* WHAT YOU NEED TO DO *
Give all the lines below again, exactly, with no pictures.
━━━━━━━━━━━━━━━━━━━━
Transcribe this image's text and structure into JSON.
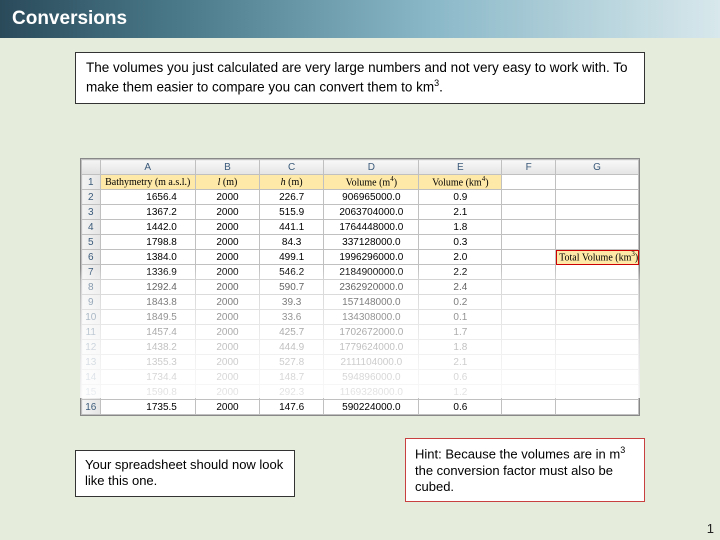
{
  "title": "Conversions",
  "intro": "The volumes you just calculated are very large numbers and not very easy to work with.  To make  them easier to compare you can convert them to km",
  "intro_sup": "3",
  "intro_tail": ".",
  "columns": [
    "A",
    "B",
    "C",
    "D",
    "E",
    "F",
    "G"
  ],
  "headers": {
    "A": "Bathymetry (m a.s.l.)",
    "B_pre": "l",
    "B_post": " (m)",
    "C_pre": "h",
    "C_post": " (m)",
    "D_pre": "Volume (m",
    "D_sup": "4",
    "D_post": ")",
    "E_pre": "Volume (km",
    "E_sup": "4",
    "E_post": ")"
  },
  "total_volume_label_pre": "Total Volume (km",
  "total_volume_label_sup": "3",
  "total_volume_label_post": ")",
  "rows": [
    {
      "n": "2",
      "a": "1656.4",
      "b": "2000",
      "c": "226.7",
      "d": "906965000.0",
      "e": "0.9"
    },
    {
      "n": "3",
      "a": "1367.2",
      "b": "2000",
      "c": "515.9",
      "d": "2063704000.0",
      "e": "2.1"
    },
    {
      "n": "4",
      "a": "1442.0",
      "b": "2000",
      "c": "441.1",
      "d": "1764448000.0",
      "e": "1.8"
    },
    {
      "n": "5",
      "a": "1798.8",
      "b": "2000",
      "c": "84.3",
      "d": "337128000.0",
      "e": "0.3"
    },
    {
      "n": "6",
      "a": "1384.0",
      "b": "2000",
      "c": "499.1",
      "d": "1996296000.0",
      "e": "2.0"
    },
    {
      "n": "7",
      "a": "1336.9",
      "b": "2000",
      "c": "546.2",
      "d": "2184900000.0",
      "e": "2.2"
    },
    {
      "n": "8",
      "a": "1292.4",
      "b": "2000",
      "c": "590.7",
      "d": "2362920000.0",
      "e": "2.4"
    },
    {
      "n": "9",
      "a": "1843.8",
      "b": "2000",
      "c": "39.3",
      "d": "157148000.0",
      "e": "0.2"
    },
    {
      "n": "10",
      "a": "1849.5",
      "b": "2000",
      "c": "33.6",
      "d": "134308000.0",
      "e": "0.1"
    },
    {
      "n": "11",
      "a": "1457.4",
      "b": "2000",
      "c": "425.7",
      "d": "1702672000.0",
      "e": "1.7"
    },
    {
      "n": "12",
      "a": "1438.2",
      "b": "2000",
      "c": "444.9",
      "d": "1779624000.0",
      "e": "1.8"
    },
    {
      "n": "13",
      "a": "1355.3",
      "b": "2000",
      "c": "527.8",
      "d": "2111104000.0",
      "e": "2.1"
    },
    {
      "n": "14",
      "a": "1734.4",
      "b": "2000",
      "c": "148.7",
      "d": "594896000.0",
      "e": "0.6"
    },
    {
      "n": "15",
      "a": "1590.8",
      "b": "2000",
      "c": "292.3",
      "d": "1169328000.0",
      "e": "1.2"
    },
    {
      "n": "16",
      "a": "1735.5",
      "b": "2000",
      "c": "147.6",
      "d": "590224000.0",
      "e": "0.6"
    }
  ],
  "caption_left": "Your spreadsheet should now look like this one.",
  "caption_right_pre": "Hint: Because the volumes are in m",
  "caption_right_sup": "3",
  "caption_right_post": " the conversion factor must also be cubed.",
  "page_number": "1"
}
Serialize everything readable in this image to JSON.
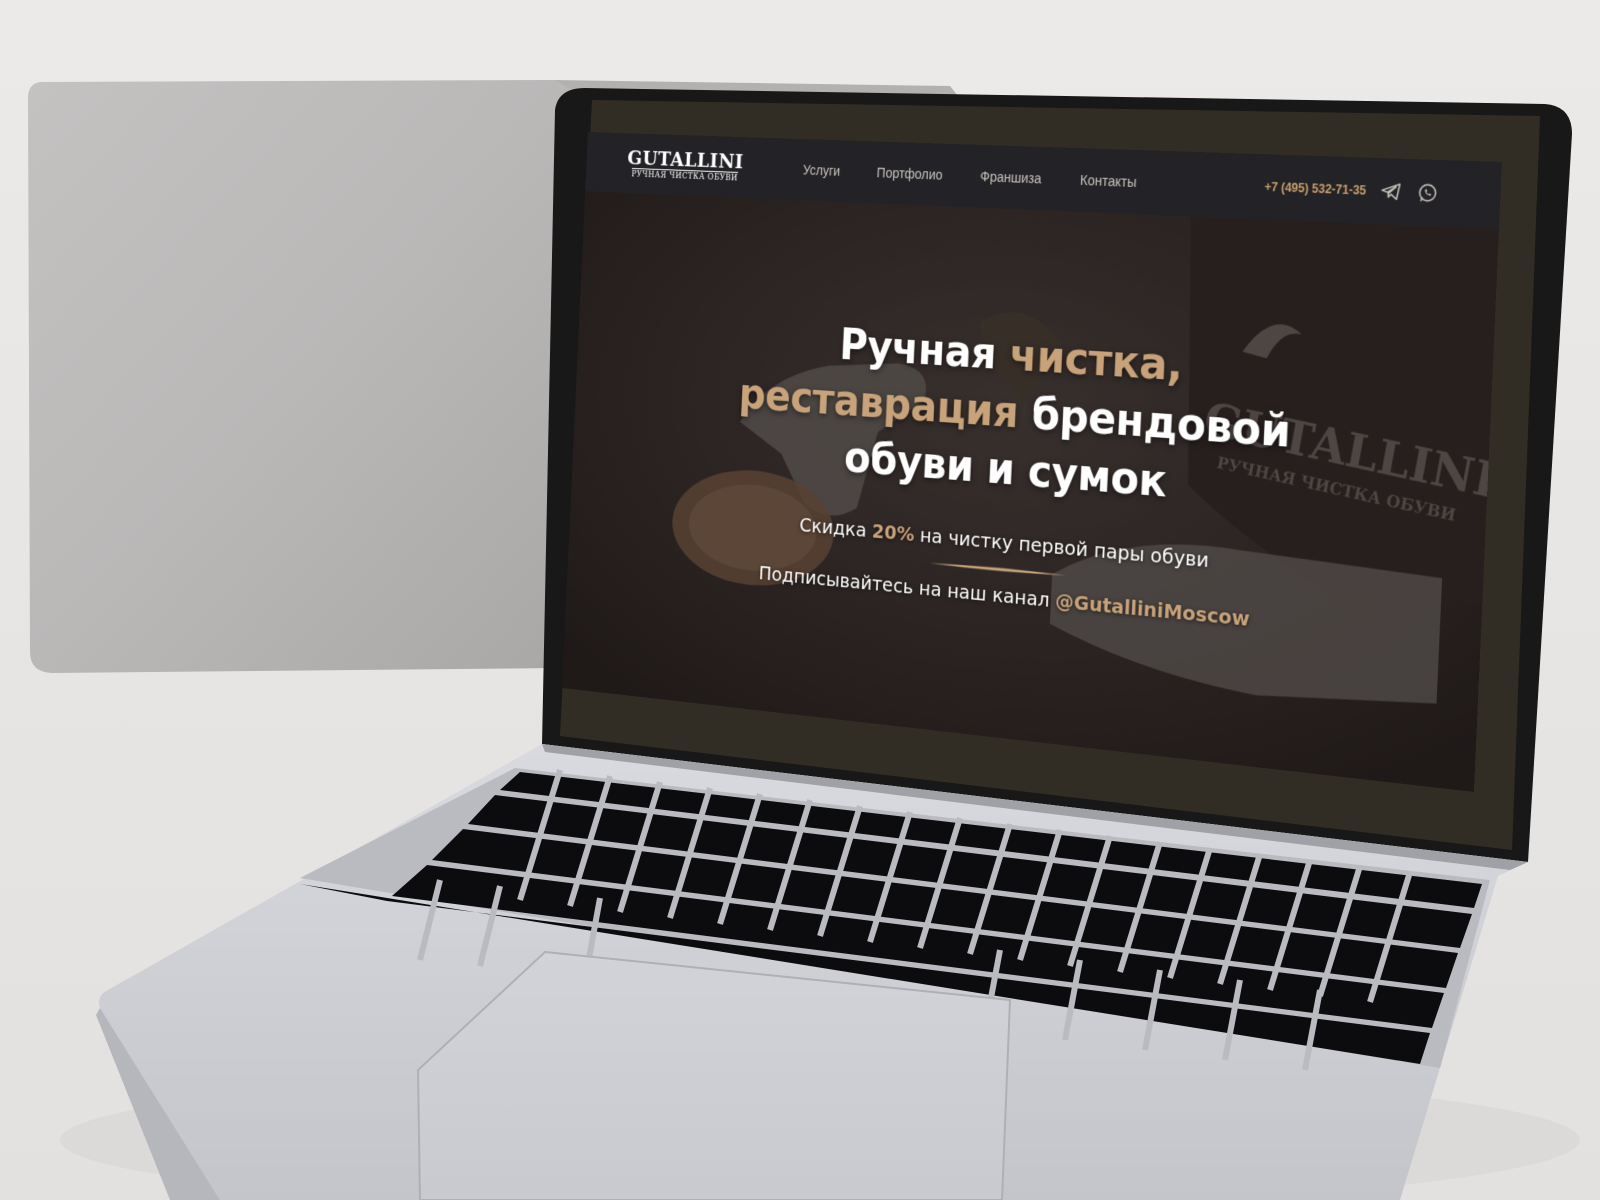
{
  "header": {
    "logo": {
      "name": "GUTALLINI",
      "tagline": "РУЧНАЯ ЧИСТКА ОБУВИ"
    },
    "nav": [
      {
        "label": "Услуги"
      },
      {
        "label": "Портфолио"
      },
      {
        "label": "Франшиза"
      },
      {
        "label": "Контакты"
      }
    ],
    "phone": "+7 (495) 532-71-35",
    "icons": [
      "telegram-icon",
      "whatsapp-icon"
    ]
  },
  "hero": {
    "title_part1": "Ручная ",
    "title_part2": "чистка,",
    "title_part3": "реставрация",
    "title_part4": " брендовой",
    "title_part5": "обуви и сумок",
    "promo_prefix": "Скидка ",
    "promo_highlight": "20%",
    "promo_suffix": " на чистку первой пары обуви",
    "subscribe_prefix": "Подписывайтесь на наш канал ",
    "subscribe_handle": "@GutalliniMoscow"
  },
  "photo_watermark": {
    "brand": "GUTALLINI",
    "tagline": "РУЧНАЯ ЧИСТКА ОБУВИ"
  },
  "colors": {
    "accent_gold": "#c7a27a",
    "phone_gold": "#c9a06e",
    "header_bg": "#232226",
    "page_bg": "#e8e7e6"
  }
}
━━━━━━━━━━━━━━━━━━━━
* RESULT OF THIS TASK *
Transcribe this image's text and structure into JSON.
{
  "title": "Conversions",
  "intro": "The volumes you just calculated are very large numbers and not very easy to work with.  To make  them easier to compare you can convert them to km",
  "intro_sup": "3",
  "intro_tail": ".",
  "columns": [
    "A",
    "B",
    "C",
    "D",
    "E",
    "F",
    "G"
  ],
  "headers": {
    "A": "Bathymetry (m a.s.l.)",
    "B_pre": "l",
    "B_post": " (m)",
    "C_pre": "h",
    "C_post": " (m)",
    "D_pre": "Volume (m",
    "D_sup": "4",
    "D_post": ")",
    "E_pre": "Volume (km",
    "E_sup": "4",
    "E_post": ")"
  },
  "total_volume_label_pre": "Total Volume (km",
  "total_volume_label_sup": "3",
  "total_volume_label_post": ")",
  "rows": [
    {
      "n": "2",
      "a": "1656.4",
      "b": "2000",
      "c": "226.7",
      "d": "906965000.0",
      "e": "0.9"
    },
    {
      "n": "3",
      "a": "1367.2",
      "b": "2000",
      "c": "515.9",
      "d": "2063704000.0",
      "e": "2.1"
    },
    {
      "n": "4",
      "a": "1442.0",
      "b": "2000",
      "c": "441.1",
      "d": "1764448000.0",
      "e": "1.8"
    },
    {
      "n": "5",
      "a": "1798.8",
      "b": "2000",
      "c": "84.3",
      "d": "337128000.0",
      "e": "0.3"
    },
    {
      "n": "6",
      "a": "1384.0",
      "b": "2000",
      "c": "499.1",
      "d": "1996296000.0",
      "e": "2.0"
    },
    {
      "n": "7",
      "a": "1336.9",
      "b": "2000",
      "c": "546.2",
      "d": "2184900000.0",
      "e": "2.2"
    },
    {
      "n": "8",
      "a": "1292.4",
      "b": "2000",
      "c": "590.7",
      "d": "2362920000.0",
      "e": "2.4"
    },
    {
      "n": "9",
      "a": "1843.8",
      "b": "2000",
      "c": "39.3",
      "d": "157148000.0",
      "e": "0.2"
    },
    {
      "n": "10",
      "a": "1849.5",
      "b": "2000",
      "c": "33.6",
      "d": "134308000.0",
      "e": "0.1"
    },
    {
      "n": "11",
      "a": "1457.4",
      "b": "2000",
      "c": "425.7",
      "d": "1702672000.0",
      "e": "1.7"
    },
    {
      "n": "12",
      "a": "1438.2",
      "b": "2000",
      "c": "444.9",
      "d": "1779624000.0",
      "e": "1.8"
    },
    {
      "n": "13",
      "a": "1355.3",
      "b": "2000",
      "c": "527.8",
      "d": "2111104000.0",
      "e": "2.1"
    },
    {
      "n": "14",
      "a": "1734.4",
      "b": "2000",
      "c": "148.7",
      "d": "594896000.0",
      "e": "0.6"
    },
    {
      "n": "15",
      "a": "1590.8",
      "b": "2000",
      "c": "292.3",
      "d": "1169328000.0",
      "e": "1.2"
    },
    {
      "n": "16",
      "a": "1735.5",
      "b": "2000",
      "c": "147.6",
      "d": "590224000.0",
      "e": "0.6"
    }
  ],
  "caption_left": "Your spreadsheet should now look like this one.",
  "caption_right_pre": "Hint: Because the volumes are in m",
  "caption_right_sup": "3",
  "caption_right_post": " the conversion factor must also be cubed.",
  "page_number": "1"
}
Serialize everything readable in this image to JSON.
{
  "header": {
    "logo": {
      "name": "GUTALLINI",
      "tagline": "РУЧНАЯ ЧИСТКА ОБУВИ"
    },
    "nav": [
      {
        "label": "Услуги"
      },
      {
        "label": "Портфолио"
      },
      {
        "label": "Франшиза"
      },
      {
        "label": "Контакты"
      }
    ],
    "phone": "+7 (495) 532-71-35",
    "icons": [
      "telegram-icon",
      "whatsapp-icon"
    ]
  },
  "hero": {
    "title_part1": "Ручная ",
    "title_part2": "чистка,",
    "title_part3": "реставрация",
    "title_part4": " брендовой",
    "title_part5": "обуви и сумок",
    "promo_prefix": "Скидка ",
    "promo_highlight": "20%",
    "promo_suffix": " на чистку первой пары обуви",
    "subscribe_prefix": "Подписывайтесь на наш канал ",
    "subscribe_handle": "@GutalliniMoscow"
  },
  "photo_watermark": {
    "brand": "GUTALLINI",
    "tagline": "РУЧНАЯ ЧИСТКА ОБУВИ"
  },
  "colors": {
    "accent_gold": "#c7a27a",
    "phone_gold": "#c9a06e",
    "header_bg": "#232226",
    "page_bg": "#e8e7e6"
  }
}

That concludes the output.